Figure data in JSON
+-------+
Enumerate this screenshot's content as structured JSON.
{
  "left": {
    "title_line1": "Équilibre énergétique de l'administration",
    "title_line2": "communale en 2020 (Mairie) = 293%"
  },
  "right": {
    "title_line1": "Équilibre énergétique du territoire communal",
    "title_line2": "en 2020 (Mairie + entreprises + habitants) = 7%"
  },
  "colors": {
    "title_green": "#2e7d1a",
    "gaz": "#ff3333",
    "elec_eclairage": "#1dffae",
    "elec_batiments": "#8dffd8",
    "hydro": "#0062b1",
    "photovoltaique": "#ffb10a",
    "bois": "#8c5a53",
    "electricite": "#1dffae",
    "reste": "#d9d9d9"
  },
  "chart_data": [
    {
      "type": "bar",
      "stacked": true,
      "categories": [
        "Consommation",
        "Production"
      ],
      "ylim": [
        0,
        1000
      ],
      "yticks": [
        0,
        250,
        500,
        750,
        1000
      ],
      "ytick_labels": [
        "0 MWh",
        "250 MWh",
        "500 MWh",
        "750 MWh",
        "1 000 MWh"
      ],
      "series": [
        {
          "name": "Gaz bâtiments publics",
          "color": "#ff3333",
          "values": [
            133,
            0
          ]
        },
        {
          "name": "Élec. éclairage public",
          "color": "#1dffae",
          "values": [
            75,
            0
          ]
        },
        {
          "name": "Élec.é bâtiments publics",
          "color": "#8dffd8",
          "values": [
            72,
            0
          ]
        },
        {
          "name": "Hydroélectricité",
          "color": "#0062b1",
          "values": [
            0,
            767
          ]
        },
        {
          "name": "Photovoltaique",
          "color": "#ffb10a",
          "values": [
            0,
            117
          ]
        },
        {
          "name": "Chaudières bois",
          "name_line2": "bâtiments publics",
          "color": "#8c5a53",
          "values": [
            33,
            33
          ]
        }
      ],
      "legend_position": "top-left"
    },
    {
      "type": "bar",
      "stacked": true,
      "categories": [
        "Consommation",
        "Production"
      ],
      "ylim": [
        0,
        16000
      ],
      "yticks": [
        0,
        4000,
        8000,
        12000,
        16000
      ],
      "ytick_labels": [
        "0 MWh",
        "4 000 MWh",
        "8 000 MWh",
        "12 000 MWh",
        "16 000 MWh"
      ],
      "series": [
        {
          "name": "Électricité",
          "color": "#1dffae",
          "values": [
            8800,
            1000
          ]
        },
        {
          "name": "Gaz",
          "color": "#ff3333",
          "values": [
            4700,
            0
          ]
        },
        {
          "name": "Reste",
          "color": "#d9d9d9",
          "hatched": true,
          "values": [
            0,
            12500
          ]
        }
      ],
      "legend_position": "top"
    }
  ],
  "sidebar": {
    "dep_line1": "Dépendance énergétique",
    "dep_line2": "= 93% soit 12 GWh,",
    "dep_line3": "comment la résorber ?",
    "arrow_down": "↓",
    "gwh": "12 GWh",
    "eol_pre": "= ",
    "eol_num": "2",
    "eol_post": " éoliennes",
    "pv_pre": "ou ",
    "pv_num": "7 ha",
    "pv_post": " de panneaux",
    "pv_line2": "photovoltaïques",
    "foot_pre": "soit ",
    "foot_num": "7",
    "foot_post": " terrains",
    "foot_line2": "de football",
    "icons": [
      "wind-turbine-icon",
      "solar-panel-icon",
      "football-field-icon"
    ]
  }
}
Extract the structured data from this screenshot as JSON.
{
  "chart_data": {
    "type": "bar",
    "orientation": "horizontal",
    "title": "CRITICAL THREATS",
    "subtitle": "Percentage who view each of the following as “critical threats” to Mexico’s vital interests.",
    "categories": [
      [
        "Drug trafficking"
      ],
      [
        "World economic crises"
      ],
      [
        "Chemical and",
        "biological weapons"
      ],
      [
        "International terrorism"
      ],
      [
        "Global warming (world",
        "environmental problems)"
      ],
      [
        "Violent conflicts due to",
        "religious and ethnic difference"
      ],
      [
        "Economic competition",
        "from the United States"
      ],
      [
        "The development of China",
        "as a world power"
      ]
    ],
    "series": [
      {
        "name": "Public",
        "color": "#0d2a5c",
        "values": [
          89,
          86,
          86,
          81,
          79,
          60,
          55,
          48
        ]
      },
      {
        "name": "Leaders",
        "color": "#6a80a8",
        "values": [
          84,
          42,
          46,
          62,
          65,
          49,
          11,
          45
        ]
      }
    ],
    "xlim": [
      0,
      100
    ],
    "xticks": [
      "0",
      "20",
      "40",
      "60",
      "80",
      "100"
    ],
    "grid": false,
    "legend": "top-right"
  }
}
+-------+
Aim of the exercise: Repeat the data precisely, reproducing every entry.

Solution to this problem:
Enumerate this screenshot's content as structured JSON.
{
  "left": {
    "title_line1": "Équilibre énergétique de l'administration",
    "title_line2": "communale en 2020 (Mairie) = 293%"
  },
  "right": {
    "title_line1": "Équilibre énergétique du territoire communal",
    "title_line2": "en 2020 (Mairie + entreprises + habitants) = 7%"
  },
  "colors": {
    "title_green": "#2e7d1a",
    "gaz": "#ff3333",
    "elec_eclairage": "#1dffae",
    "elec_batiments": "#8dffd8",
    "hydro": "#0062b1",
    "photovoltaique": "#ffb10a",
    "bois": "#8c5a53",
    "electricite": "#1dffae",
    "reste": "#d9d9d9"
  },
  "chart_data": [
    {
      "type": "bar",
      "stacked": true,
      "categories": [
        "Consommation",
        "Production"
      ],
      "ylim": [
        0,
        1000
      ],
      "yticks": [
        0,
        250,
        500,
        750,
        1000
      ],
      "ytick_labels": [
        "0 MWh",
        "250 MWh",
        "500 MWh",
        "750 MWh",
        "1 000 MWh"
      ],
      "series": [
        {
          "name": "Gaz bâtiments publics",
          "color": "#ff3333",
          "values": [
            133,
            0
          ]
        },
        {
          "name": "Élec. éclairage public",
          "color": "#1dffae",
          "values": [
            75,
            0
          ]
        },
        {
          "name": "Élec.é bâtiments publics",
          "color": "#8dffd8",
          "values": [
            72,
            0
          ]
        },
        {
          "name": "Hydroélectricité",
          "color": "#0062b1",
          "values": [
            0,
            767
          ]
        },
        {
          "name": "Photovoltaique",
          "color": "#ffb10a",
          "values": [
            0,
            117
          ]
        },
        {
          "name": "Chaudières bois",
          "name_line2": "bâtiments publics",
          "color": "#8c5a53",
          "values": [
            33,
            33
          ]
        }
      ],
      "legend_position": "top-left"
    },
    {
      "type": "bar",
      "stacked": true,
      "categories": [
        "Consommation",
        "Production"
      ],
      "ylim": [
        0,
        16000
      ],
      "yticks": [
        0,
        4000,
        8000,
        12000,
        16000
      ],
      "ytick_labels": [
        "0 MWh",
        "4 000 MWh",
        "8 000 MWh",
        "12 000 MWh",
        "16 000 MWh"
      ],
      "series": [
        {
          "name": "Électricité",
          "color": "#1dffae",
          "values": [
            8800,
            1000
          ]
        },
        {
          "name": "Gaz",
          "color": "#ff3333",
          "values": [
            4700,
            0
          ]
        },
        {
          "name": "Reste",
          "color": "#d9d9d9",
          "hatched": true,
          "values": [
            0,
            12500
          ]
        }
      ],
      "legend_position": "top"
    }
  ],
  "sidebar": {
    "dep_line1": "Dépendance énergétique",
    "dep_line2": "= 93% soit 12 GWh,",
    "dep_line3": "comment la résorber ?",
    "arrow_down": "↓",
    "gwh": "12 GWh",
    "eol_pre": "= ",
    "eol_num": "2",
    "eol_post": " éoliennes",
    "pv_pre": "ou ",
    "pv_num": "7 ha",
    "pv_post": " de panneaux",
    "pv_line2": "photovoltaïques",
    "foot_pre": "soit ",
    "foot_num": "7",
    "foot_post": " terrains",
    "foot_line2": "de football",
    "icons": [
      "wind-turbine-icon",
      "solar-panel-icon",
      "football-field-icon"
    ]
  }
}
Extract the structured data from this screenshot as JSON.
{
  "chart_data": {
    "type": "bar",
    "orientation": "horizontal",
    "title": "CRITICAL THREATS",
    "subtitle": "Percentage who view each of the following as “critical threats” to Mexico’s vital interests.",
    "categories": [
      [
        "Drug trafficking"
      ],
      [
        "World economic crises"
      ],
      [
        "Chemical and",
        "biological weapons"
      ],
      [
        "International terrorism"
      ],
      [
        "Global warming (world",
        "environmental problems)"
      ],
      [
        "Violent conflicts due to",
        "religious and ethnic difference"
      ],
      [
        "Economic competition",
        "from the United States"
      ],
      [
        "The development of China",
        "as a world power"
      ]
    ],
    "series": [
      {
        "name": "Public",
        "color": "#0d2a5c",
        "values": [
          89,
          86,
          86,
          81,
          79,
          60,
          55,
          48
        ]
      },
      {
        "name": "Leaders",
        "color": "#6a80a8",
        "values": [
          84,
          42,
          46,
          62,
          65,
          49,
          11,
          45
        ]
      }
    ],
    "xlim": [
      0,
      100
    ],
    "xticks": [
      "0",
      "20",
      "40",
      "60",
      "80",
      "100"
    ],
    "grid": false,
    "legend": "top-right"
  }
}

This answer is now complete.